### Stated goal:
Repeat each record below exactly, dropping the pictures.

◆ ◆ ◆ ◆ ◆ ◆ ◆

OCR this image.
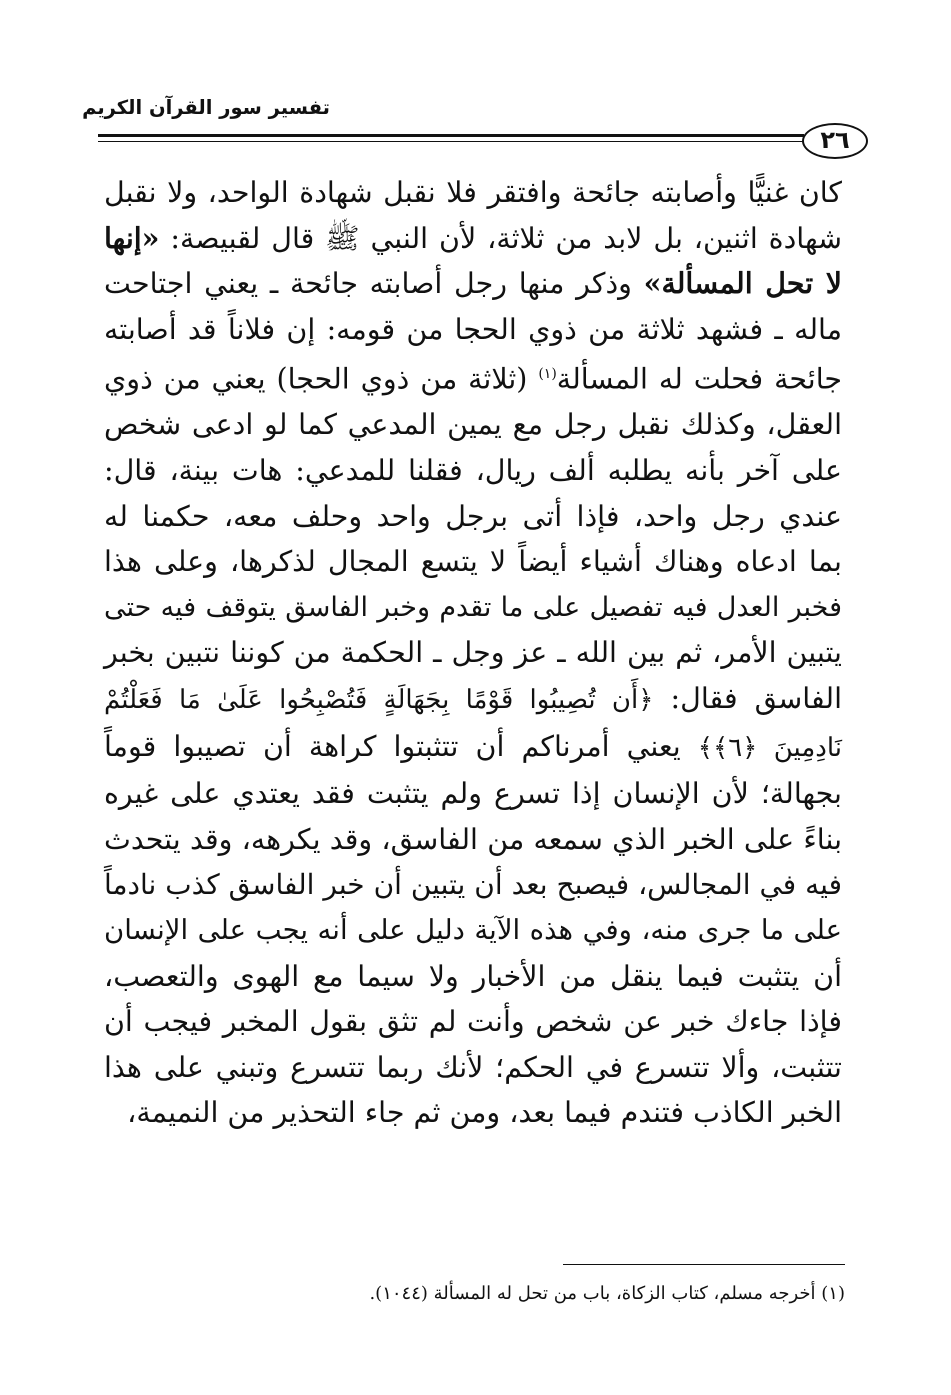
تفسير سور القرآن الكريم
٢٦
كان غنيًّا وأصابته جائحة وافتقر فلا نقبل شهادة الواحد، ولا نقبل
شهادة اثنين، بل لابد من ثلاثة، لأن النبي ﷺ قال لقبيصة: «إنها
لا تحل المسألة» وذكر منها رجل أصابته جائحة ـ يعني اجتاحت
ماله ـ فشهد ثلاثة من ذوي الحجا من قومه: إن فلاناً قد أصابته
جائحة فحلت له المسألة$^{(١)}$ (ثلاثة من ذوي الحجا) يعني من ذوي
العقل، وكذلك نقبل رجل مع يمين المدعي كما لو ادعى شخص
على آخر بأنه يطلبه ألف ريال، فقلنا للمدعي: هات بينة، قال:
عندي رجل واحد، فإذا أتى برجل واحد وحلف معه، حكمنا له
بما ادعاه وهناك أشياء أيضاً لا يتسع المجال لذكرها، وعلى هذا
فخبر العدل فيه تفصيل على ما تقدم وخبر الفاسق يتوقف فيه حتى
يتبين الأمر، ثم بين الله ـ عز وجل ـ الحكمة من كوننا نتبين بخبر
الفاسق فقال: ﴿أَن تُصِيبُوا قَوْمًا بِجَهَالَةٍ فَتُصْبِحُوا عَلَىٰ مَا فَعَلْتُمْ
نَادِمِينَ ﴿٦﴾﴾ يعني أمرناكم أن تتثبتوا كراهة أن تصيبوا قوماً
بجهالة؛ لأن الإنسان إذا تسرع ولم يتثبت فقد يعتدي على غيره
بناءً على الخبر الذي سمعه من الفاسق، وقد يكرهه، وقد يتحدث
فيه في المجالس، فيصبح بعد أن يتبين أن خبر الفاسق كذب نادماً
على ما جرى منه، وفي هذه الآية دليل على أنه يجب على الإنسان
أن يتثبت فيما ينقل من الأخبار ولا سيما مع الهوى والتعصب،
فإذا جاءك خبر عن شخص وأنت لم تثق بقول المخبر فيجب أن
تتثبت، وألا تتسرع في الحكم؛ لأنك ربما تتسرع وتبني على هذا
الخبر الكاذب فتندم فيما بعد، ومن ثم جاء التحذير من النميمة،
(١) أخرجه مسلم، كتاب الزكاة، باب من تحل له المسألة (١٠٤٤).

◆ ◆ ◆ ◆ ◆ ◆ ◆

### Response:
OCR this image.
تفسير سور القرآن الكريم
٢٦
كان غنيًّا وأصابته جائحة وافتقر فلا نقبل شهادة الواحد، ولا نقبل
شهادة اثنين، بل لابد من ثلاثة، لأن النبي ﷺ قال لقبيصة: «إنها
لا تحل المسألة» وذكر منها رجل أصابته جائحة ـ يعني اجتاحت
ماله ـ فشهد ثلاثة من ذوي الحجا من قومه: إن فلاناً قد أصابته
جائحة فحلت له المسألة$^{(١)}$ (ثلاثة من ذوي الحجا) يعني من ذوي
العقل، وكذلك نقبل رجل مع يمين المدعي كما لو ادعى شخص
على آخر بأنه يطلبه ألف ريال، فقلنا للمدعي: هات بينة، قال:
عندي رجل واحد، فإذا أتى برجل واحد وحلف معه، حكمنا له
بما ادعاه وهناك أشياء أيضاً لا يتسع المجال لذكرها، وعلى هذا
فخبر العدل فيه تفصيل على ما تقدم وخبر الفاسق يتوقف فيه حتى
يتبين الأمر، ثم بين الله ـ عز وجل ـ الحكمة من كوننا نتبين بخبر
الفاسق فقال: ﴿أَن تُصِيبُوا قَوْمًا بِجَهَالَةٍ فَتُصْبِحُوا عَلَىٰ مَا فَعَلْتُمْ
نَادِمِينَ ﴿٦﴾﴾ يعني أمرناكم أن تتثبتوا كراهة أن تصيبوا قوماً
بجهالة؛ لأن الإنسان إذا تسرع ولم يتثبت فقد يعتدي على غيره
بناءً على الخبر الذي سمعه من الفاسق، وقد يكرهه، وقد يتحدث
فيه في المجالس، فيصبح بعد أن يتبين أن خبر الفاسق كذب نادماً
على ما جرى منه، وفي هذه الآية دليل على أنه يجب على الإنسان
أن يتثبت فيما ينقل من الأخبار ولا سيما مع الهوى والتعصب،
فإذا جاءك خبر عن شخص وأنت لم تثق بقول المخبر فيجب أن
تتثبت، وألا تتسرع في الحكم؛ لأنك ربما تتسرع وتبني على هذا
الخبر الكاذب فتندم فيما بعد، ومن ثم جاء التحذير من النميمة،
(١) أخرجه مسلم، كتاب الزكاة، باب من تحل له المسألة (١٠٤٤).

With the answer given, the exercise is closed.